»»

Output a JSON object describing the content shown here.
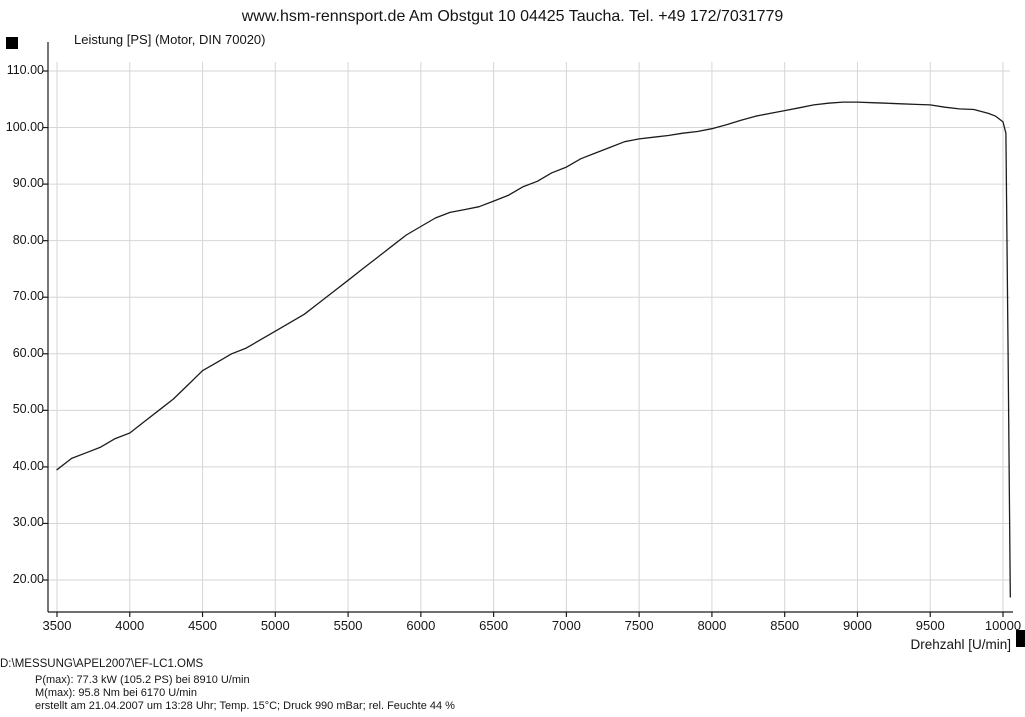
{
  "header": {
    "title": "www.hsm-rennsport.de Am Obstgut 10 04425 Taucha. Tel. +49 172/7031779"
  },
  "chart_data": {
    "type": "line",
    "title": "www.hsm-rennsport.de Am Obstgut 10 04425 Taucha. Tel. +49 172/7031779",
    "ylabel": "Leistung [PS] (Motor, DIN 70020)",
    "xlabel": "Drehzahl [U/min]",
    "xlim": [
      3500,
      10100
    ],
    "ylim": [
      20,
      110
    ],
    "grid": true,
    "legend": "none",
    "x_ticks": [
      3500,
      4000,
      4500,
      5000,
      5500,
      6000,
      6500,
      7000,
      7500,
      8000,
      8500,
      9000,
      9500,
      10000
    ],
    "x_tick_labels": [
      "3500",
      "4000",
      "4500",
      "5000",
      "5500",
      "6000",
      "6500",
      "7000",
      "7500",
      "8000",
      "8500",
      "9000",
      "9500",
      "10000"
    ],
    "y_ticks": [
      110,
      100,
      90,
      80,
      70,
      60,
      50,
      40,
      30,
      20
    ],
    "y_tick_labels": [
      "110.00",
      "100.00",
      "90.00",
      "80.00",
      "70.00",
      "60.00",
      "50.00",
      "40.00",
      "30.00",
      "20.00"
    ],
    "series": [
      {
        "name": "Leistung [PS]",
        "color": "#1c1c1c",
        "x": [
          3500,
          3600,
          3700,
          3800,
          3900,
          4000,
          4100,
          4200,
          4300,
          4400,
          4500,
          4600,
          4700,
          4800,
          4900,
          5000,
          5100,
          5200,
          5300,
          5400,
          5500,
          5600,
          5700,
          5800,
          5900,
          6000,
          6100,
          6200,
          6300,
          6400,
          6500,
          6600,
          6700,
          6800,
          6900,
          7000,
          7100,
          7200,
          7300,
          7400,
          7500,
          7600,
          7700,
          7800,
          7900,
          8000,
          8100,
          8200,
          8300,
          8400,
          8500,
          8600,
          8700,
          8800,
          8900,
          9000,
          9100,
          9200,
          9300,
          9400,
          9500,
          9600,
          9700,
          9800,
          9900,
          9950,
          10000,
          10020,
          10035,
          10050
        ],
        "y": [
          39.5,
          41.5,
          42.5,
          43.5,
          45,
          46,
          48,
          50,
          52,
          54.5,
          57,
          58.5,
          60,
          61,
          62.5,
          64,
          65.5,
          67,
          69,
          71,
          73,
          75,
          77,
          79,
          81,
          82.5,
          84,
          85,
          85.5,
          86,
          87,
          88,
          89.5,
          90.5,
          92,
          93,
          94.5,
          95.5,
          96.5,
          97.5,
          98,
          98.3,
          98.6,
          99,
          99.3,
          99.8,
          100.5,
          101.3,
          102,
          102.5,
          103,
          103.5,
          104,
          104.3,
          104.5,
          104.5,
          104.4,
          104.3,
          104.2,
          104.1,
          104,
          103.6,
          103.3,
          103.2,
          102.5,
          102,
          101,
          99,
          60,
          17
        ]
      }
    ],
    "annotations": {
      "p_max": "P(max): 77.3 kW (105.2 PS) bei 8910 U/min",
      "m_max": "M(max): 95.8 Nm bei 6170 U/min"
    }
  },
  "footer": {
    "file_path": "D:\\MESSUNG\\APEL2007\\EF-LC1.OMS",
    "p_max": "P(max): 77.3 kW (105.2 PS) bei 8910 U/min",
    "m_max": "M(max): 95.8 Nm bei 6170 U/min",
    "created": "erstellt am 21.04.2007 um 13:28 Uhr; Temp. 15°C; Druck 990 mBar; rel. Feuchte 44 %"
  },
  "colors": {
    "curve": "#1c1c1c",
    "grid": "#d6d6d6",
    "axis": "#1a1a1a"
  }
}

««

• GOAL OF THE EXERCISE
Copy the records above exactly, omitting every picture.

• FULL OUTPUT
Output a JSON object describing the content shown here.
{
  "header": {
    "title": "www.hsm-rennsport.de Am Obstgut 10 04425 Taucha. Tel. +49 172/7031779"
  },
  "chart_data": {
    "type": "line",
    "title": "www.hsm-rennsport.de Am Obstgut 10 04425 Taucha. Tel. +49 172/7031779",
    "ylabel": "Leistung [PS] (Motor, DIN 70020)",
    "xlabel": "Drehzahl [U/min]",
    "xlim": [
      3500,
      10100
    ],
    "ylim": [
      20,
      110
    ],
    "grid": true,
    "legend": "none",
    "x_ticks": [
      3500,
      4000,
      4500,
      5000,
      5500,
      6000,
      6500,
      7000,
      7500,
      8000,
      8500,
      9000,
      9500,
      10000
    ],
    "x_tick_labels": [
      "3500",
      "4000",
      "4500",
      "5000",
      "5500",
      "6000",
      "6500",
      "7000",
      "7500",
      "8000",
      "8500",
      "9000",
      "9500",
      "10000"
    ],
    "y_ticks": [
      110,
      100,
      90,
      80,
      70,
      60,
      50,
      40,
      30,
      20
    ],
    "y_tick_labels": [
      "110.00",
      "100.00",
      "90.00",
      "80.00",
      "70.00",
      "60.00",
      "50.00",
      "40.00",
      "30.00",
      "20.00"
    ],
    "series": [
      {
        "name": "Leistung [PS]",
        "color": "#1c1c1c",
        "x": [
          3500,
          3600,
          3700,
          3800,
          3900,
          4000,
          4100,
          4200,
          4300,
          4400,
          4500,
          4600,
          4700,
          4800,
          4900,
          5000,
          5100,
          5200,
          5300,
          5400,
          5500,
          5600,
          5700,
          5800,
          5900,
          6000,
          6100,
          6200,
          6300,
          6400,
          6500,
          6600,
          6700,
          6800,
          6900,
          7000,
          7100,
          7200,
          7300,
          7400,
          7500,
          7600,
          7700,
          7800,
          7900,
          8000,
          8100,
          8200,
          8300,
          8400,
          8500,
          8600,
          8700,
          8800,
          8900,
          9000,
          9100,
          9200,
          9300,
          9400,
          9500,
          9600,
          9700,
          9800,
          9900,
          9950,
          10000,
          10020,
          10035,
          10050
        ],
        "y": [
          39.5,
          41.5,
          42.5,
          43.5,
          45,
          46,
          48,
          50,
          52,
          54.5,
          57,
          58.5,
          60,
          61,
          62.5,
          64,
          65.5,
          67,
          69,
          71,
          73,
          75,
          77,
          79,
          81,
          82.5,
          84,
          85,
          85.5,
          86,
          87,
          88,
          89.5,
          90.5,
          92,
          93,
          94.5,
          95.5,
          96.5,
          97.5,
          98,
          98.3,
          98.6,
          99,
          99.3,
          99.8,
          100.5,
          101.3,
          102,
          102.5,
          103,
          103.5,
          104,
          104.3,
          104.5,
          104.5,
          104.4,
          104.3,
          104.2,
          104.1,
          104,
          103.6,
          103.3,
          103.2,
          102.5,
          102,
          101,
          99,
          60,
          17
        ]
      }
    ],
    "annotations": {
      "p_max": "P(max): 77.3 kW (105.2 PS) bei 8910 U/min",
      "m_max": "M(max): 95.8 Nm bei 6170 U/min"
    }
  },
  "footer": {
    "file_path": "D:\\MESSUNG\\APEL2007\\EF-LC1.OMS",
    "p_max": "P(max): 77.3 kW (105.2 PS) bei 8910 U/min",
    "m_max": "M(max): 95.8 Nm bei 6170 U/min",
    "created": "erstellt am 21.04.2007 um 13:28 Uhr; Temp. 15°C; Druck 990 mBar; rel. Feuchte 44 %"
  },
  "colors": {
    "curve": "#1c1c1c",
    "grid": "#d6d6d6",
    "axis": "#1a1a1a"
  }
}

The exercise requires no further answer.